What you have to do:
All lines below must be repeated exactly, with the pictures omitted.

(Recorded data)
++++++
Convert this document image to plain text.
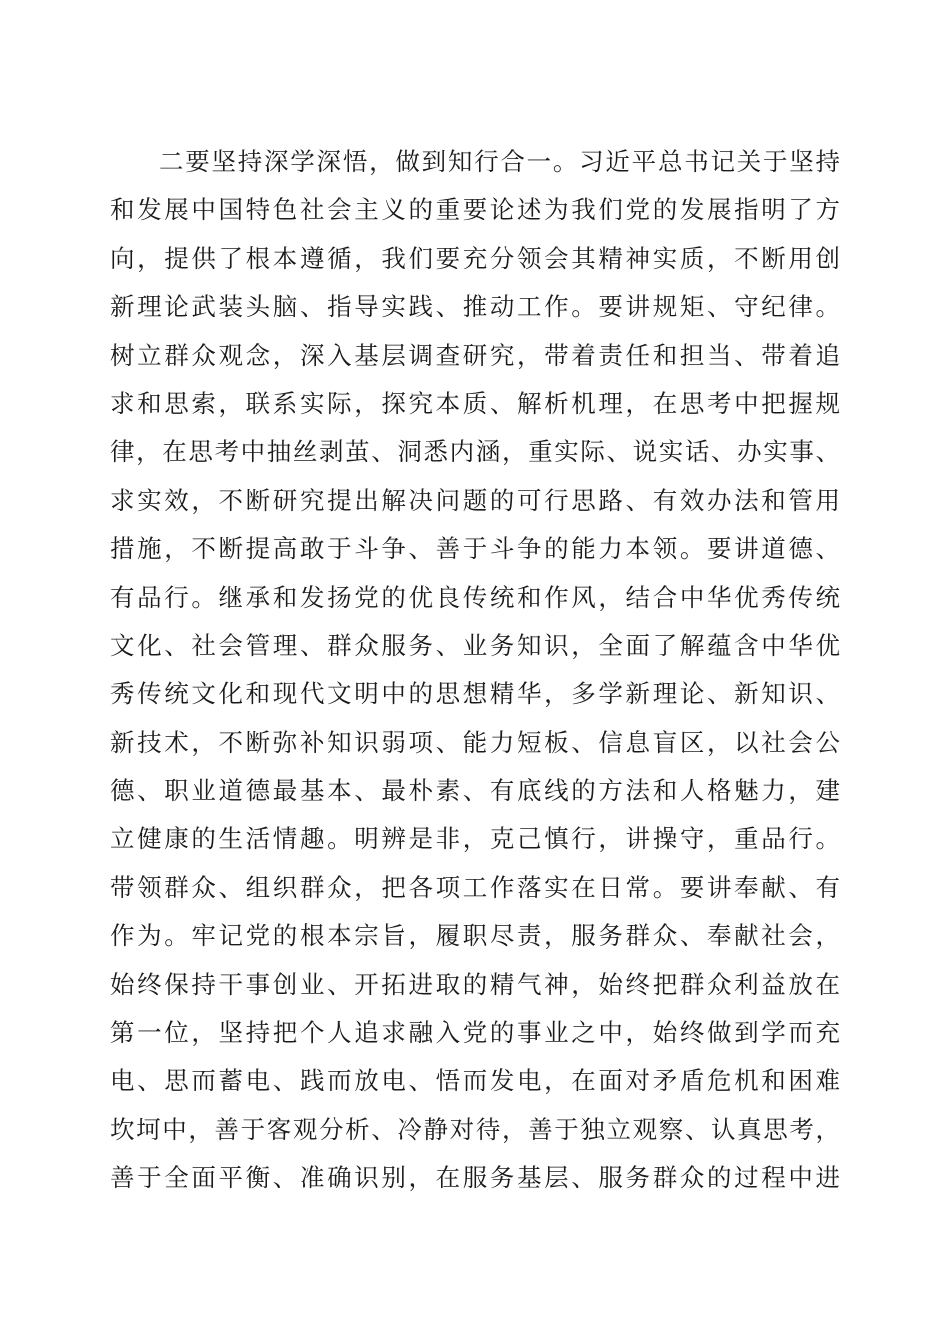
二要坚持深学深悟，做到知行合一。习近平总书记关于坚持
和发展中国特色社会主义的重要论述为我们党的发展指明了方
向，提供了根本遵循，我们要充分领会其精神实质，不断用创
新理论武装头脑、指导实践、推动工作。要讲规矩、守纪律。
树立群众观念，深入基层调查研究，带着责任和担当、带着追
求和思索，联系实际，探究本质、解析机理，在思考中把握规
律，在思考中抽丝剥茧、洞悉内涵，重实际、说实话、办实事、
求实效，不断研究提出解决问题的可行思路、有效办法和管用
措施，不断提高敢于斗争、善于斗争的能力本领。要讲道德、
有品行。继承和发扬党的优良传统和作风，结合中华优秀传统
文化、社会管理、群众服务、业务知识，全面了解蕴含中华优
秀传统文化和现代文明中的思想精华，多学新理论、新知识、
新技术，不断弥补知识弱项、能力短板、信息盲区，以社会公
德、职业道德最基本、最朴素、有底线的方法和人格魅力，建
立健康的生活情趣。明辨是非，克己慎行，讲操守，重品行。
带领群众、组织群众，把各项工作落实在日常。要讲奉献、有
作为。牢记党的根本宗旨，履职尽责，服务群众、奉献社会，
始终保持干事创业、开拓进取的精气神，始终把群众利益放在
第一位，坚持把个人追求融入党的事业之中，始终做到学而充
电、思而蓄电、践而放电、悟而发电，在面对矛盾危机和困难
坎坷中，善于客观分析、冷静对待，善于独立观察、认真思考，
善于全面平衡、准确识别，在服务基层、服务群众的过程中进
++++++
Exercise output:
Convert this document image to plain text.
二要坚持深学深悟，做到知行合一。习近平总书记关于坚持
和发展中国特色社会主义的重要论述为我们党的发展指明了方
向，提供了根本遵循，我们要充分领会其精神实质，不断用创
新理论武装头脑、指导实践、推动工作。要讲规矩、守纪律。
树立群众观念，深入基层调查研究，带着责任和担当、带着追
求和思索，联系实际，探究本质、解析机理，在思考中把握规
律，在思考中抽丝剥茧、洞悉内涵，重实际、说实话、办实事、
求实效，不断研究提出解决问题的可行思路、有效办法和管用
措施，不断提高敢于斗争、善于斗争的能力本领。要讲道德、
有品行。继承和发扬党的优良传统和作风，结合中华优秀传统
文化、社会管理、群众服务、业务知识，全面了解蕴含中华优
秀传统文化和现代文明中的思想精华，多学新理论、新知识、
新技术，不断弥补知识弱项、能力短板、信息盲区，以社会公
德、职业道德最基本、最朴素、有底线的方法和人格魅力，建
立健康的生活情趣。明辨是非，克己慎行，讲操守，重品行。
带领群众、组织群众，把各项工作落实在日常。要讲奉献、有
作为。牢记党的根本宗旨，履职尽责，服务群众、奉献社会，
始终保持干事创业、开拓进取的精气神，始终把群众利益放在
第一位，坚持把个人追求融入党的事业之中，始终做到学而充
电、思而蓄电、践而放电、悟而发电，在面对矛盾危机和困难
坎坷中，善于客观分析、冷静对待，善于独立观察、认真思考，
善于全面平衡、准确识别，在服务基层、服务群众的过程中进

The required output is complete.